> Exercise requirements
Print out each entry below exactly, please.

***** Available data *****

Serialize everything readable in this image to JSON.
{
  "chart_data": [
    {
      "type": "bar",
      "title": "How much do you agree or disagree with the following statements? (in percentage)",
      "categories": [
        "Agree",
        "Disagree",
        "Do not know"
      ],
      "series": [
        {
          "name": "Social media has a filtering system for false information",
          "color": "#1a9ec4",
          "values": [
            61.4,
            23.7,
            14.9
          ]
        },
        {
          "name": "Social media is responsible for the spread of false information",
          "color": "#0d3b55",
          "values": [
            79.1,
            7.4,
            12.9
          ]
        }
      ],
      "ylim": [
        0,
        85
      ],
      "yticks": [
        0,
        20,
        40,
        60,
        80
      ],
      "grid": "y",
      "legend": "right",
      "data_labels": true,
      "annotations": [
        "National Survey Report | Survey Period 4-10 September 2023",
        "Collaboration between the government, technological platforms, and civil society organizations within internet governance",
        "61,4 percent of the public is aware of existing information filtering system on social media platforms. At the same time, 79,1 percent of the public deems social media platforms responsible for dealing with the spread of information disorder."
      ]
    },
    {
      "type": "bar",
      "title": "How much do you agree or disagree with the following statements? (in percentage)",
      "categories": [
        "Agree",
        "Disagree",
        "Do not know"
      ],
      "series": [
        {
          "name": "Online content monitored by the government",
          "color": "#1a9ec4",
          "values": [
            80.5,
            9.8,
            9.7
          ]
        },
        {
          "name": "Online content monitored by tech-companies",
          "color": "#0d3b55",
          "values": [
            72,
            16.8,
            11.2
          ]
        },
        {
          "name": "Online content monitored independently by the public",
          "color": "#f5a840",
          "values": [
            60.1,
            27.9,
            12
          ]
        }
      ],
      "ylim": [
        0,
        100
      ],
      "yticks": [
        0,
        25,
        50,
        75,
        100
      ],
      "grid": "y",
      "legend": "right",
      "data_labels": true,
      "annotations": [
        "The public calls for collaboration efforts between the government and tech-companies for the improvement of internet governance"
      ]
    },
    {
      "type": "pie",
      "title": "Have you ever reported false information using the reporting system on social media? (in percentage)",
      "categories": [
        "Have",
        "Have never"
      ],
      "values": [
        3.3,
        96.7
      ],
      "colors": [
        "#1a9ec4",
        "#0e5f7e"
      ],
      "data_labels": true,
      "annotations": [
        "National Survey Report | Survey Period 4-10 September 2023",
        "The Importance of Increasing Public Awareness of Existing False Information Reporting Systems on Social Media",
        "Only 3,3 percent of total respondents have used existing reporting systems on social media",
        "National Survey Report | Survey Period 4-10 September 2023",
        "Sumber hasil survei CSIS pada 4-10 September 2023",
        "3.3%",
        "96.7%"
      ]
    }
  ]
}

*****

> Correct result
Serialize everything readable in this image to JSON.
{
  "chart_data": [
    {
      "type": "bar",
      "title": "How much do you agree or disagree with the following statements? (in percentage)",
      "categories": [
        "Agree",
        "Disagree",
        "Do not know"
      ],
      "series": [
        {
          "name": "Social media has a filtering system for false information",
          "color": "#1a9ec4",
          "values": [
            61.4,
            23.7,
            14.9
          ]
        },
        {
          "name": "Social media is responsible for the spread of false information",
          "color": "#0d3b55",
          "values": [
            79.1,
            7.4,
            12.9
          ]
        }
      ],
      "ylim": [
        0,
        85
      ],
      "yticks": [
        0,
        20,
        40,
        60,
        80
      ],
      "grid": "y",
      "legend": "right",
      "data_labels": true,
      "annotations": [
        "National Survey Report | Survey Period 4-10 September 2023",
        "Collaboration between the government, technological platforms, and civil society organizations within internet governance",
        "61,4 percent of the public is aware of existing information filtering system on social media platforms. At the same time, 79,1 percent of the public deems social media platforms responsible for dealing with the spread of information disorder."
      ]
    },
    {
      "type": "bar",
      "title": "How much do you agree or disagree with the following statements? (in percentage)",
      "categories": [
        "Agree",
        "Disagree",
        "Do not know"
      ],
      "series": [
        {
          "name": "Online content monitored by the government",
          "color": "#1a9ec4",
          "values": [
            80.5,
            9.8,
            9.7
          ]
        },
        {
          "name": "Online content monitored by tech-companies",
          "color": "#0d3b55",
          "values": [
            72,
            16.8,
            11.2
          ]
        },
        {
          "name": "Online content monitored independently by the public",
          "color": "#f5a840",
          "values": [
            60.1,
            27.9,
            12
          ]
        }
      ],
      "ylim": [
        0,
        100
      ],
      "yticks": [
        0,
        25,
        50,
        75,
        100
      ],
      "grid": "y",
      "legend": "right",
      "data_labels": true,
      "annotations": [
        "The public calls for collaboration efforts between the government and tech-companies for the improvement of internet governance"
      ]
    },
    {
      "type": "pie",
      "title": "Have you ever reported false information using the reporting system on social media? (in percentage)",
      "categories": [
        "Have",
        "Have never"
      ],
      "values": [
        3.3,
        96.7
      ],
      "colors": [
        "#1a9ec4",
        "#0e5f7e"
      ],
      "data_labels": true,
      "annotations": [
        "National Survey Report | Survey Period 4-10 September 2023",
        "The Importance of Increasing Public Awareness of Existing False Information Reporting Systems on Social Media",
        "Only 3,3 percent of total respondents have used existing reporting systems on social media",
        "National Survey Report | Survey Period 4-10 September 2023",
        "Sumber hasil survei CSIS pada 4-10 September 2023",
        "3.3%",
        "96.7%"
      ]
    }
  ]
}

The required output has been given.